**Description of the task**.
List all the lines in these records that hold "Output".

**Figure record extracts**.
########################################

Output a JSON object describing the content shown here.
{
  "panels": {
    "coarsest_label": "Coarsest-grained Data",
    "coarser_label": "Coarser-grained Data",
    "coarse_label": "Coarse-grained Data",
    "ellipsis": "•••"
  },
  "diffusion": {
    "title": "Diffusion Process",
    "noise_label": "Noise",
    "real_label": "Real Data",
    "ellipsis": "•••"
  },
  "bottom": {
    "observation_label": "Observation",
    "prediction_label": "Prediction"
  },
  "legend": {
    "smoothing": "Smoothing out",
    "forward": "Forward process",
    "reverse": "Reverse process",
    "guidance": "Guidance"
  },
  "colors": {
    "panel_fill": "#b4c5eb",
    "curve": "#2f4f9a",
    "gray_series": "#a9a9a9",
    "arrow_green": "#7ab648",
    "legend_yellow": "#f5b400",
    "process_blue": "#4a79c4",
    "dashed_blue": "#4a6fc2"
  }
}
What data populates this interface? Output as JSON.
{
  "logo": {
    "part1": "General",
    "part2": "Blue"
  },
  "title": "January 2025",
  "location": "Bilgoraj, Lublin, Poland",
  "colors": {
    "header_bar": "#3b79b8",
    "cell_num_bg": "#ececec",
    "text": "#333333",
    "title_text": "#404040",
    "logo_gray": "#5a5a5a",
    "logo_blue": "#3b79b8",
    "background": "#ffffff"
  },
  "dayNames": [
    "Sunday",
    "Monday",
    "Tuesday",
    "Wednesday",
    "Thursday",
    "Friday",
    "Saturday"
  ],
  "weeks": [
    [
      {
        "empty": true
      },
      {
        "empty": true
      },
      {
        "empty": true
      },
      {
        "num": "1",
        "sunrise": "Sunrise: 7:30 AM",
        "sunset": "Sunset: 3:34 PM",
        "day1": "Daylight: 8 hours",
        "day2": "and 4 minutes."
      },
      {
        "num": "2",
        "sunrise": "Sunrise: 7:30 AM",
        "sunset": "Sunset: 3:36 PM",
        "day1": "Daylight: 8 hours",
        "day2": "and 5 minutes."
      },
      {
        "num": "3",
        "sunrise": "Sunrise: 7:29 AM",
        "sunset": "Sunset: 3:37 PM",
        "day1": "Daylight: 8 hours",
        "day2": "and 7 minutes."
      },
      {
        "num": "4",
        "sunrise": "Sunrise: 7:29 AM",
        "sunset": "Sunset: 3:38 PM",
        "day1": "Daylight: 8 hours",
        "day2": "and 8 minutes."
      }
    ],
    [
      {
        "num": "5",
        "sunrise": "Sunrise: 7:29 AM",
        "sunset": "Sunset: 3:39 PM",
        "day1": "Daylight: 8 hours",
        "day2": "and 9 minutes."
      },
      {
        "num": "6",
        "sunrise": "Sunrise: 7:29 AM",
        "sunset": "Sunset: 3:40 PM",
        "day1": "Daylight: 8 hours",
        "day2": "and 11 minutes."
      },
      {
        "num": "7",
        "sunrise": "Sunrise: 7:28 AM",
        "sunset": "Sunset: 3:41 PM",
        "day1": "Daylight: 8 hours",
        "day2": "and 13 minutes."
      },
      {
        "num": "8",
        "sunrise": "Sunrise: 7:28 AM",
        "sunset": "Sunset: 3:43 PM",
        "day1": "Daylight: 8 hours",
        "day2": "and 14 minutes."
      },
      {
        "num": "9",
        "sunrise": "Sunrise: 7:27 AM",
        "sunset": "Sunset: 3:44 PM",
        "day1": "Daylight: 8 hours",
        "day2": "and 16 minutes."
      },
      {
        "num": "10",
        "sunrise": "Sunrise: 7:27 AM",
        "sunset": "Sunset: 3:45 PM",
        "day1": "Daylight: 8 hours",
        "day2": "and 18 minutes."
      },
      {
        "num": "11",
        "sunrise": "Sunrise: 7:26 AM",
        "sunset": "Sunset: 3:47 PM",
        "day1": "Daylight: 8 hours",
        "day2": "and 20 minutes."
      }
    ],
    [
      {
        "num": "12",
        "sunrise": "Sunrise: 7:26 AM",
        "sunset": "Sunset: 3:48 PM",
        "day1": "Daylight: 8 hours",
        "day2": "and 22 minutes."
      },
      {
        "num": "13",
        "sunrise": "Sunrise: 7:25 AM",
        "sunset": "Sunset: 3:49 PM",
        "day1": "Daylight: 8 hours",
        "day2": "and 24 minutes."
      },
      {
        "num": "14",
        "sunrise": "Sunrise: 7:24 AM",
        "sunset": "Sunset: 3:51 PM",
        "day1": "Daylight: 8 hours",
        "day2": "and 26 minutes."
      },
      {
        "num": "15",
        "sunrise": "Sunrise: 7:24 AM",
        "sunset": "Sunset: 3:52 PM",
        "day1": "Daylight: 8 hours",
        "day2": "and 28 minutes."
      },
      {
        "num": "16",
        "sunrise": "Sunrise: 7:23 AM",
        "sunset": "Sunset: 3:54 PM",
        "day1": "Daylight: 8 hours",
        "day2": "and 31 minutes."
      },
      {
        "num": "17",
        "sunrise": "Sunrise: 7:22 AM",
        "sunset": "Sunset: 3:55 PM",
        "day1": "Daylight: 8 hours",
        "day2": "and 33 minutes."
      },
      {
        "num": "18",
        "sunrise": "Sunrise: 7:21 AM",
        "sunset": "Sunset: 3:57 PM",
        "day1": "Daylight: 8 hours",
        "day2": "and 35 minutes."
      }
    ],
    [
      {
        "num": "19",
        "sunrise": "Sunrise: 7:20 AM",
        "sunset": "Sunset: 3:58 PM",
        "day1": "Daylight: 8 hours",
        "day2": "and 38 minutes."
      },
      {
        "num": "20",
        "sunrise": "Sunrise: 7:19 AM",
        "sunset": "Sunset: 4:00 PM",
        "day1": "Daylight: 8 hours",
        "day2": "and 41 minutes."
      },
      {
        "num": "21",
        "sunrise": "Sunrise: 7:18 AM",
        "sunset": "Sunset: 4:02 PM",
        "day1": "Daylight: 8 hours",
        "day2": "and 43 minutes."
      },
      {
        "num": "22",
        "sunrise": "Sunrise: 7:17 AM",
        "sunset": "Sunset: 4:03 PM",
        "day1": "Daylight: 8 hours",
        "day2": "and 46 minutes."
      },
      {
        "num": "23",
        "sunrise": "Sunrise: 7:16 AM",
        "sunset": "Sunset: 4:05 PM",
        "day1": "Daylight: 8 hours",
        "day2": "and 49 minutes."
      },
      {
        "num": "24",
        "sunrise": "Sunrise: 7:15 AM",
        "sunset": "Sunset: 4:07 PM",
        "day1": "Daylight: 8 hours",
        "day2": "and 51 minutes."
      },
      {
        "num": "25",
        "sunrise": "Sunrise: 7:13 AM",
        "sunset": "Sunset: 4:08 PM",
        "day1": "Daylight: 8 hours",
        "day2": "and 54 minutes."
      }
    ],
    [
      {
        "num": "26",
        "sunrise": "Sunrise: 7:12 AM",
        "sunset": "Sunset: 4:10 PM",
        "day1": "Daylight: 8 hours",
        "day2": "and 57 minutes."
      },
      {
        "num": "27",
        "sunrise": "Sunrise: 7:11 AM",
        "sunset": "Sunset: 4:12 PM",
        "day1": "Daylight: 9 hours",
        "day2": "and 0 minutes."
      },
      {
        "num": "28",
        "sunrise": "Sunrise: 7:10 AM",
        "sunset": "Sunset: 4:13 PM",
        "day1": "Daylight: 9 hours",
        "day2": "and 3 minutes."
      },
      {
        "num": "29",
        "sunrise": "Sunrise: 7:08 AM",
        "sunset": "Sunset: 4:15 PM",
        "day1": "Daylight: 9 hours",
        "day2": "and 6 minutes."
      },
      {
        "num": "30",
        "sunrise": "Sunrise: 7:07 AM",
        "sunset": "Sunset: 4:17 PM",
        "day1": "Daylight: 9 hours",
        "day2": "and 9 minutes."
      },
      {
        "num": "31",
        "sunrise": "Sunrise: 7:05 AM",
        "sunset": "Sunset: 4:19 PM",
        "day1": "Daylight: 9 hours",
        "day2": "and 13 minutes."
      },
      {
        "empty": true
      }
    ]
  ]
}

########################################

**Solution to this problem**.
Output a JSON object describing the content shown here.
What data populates this interface? Output as JSON.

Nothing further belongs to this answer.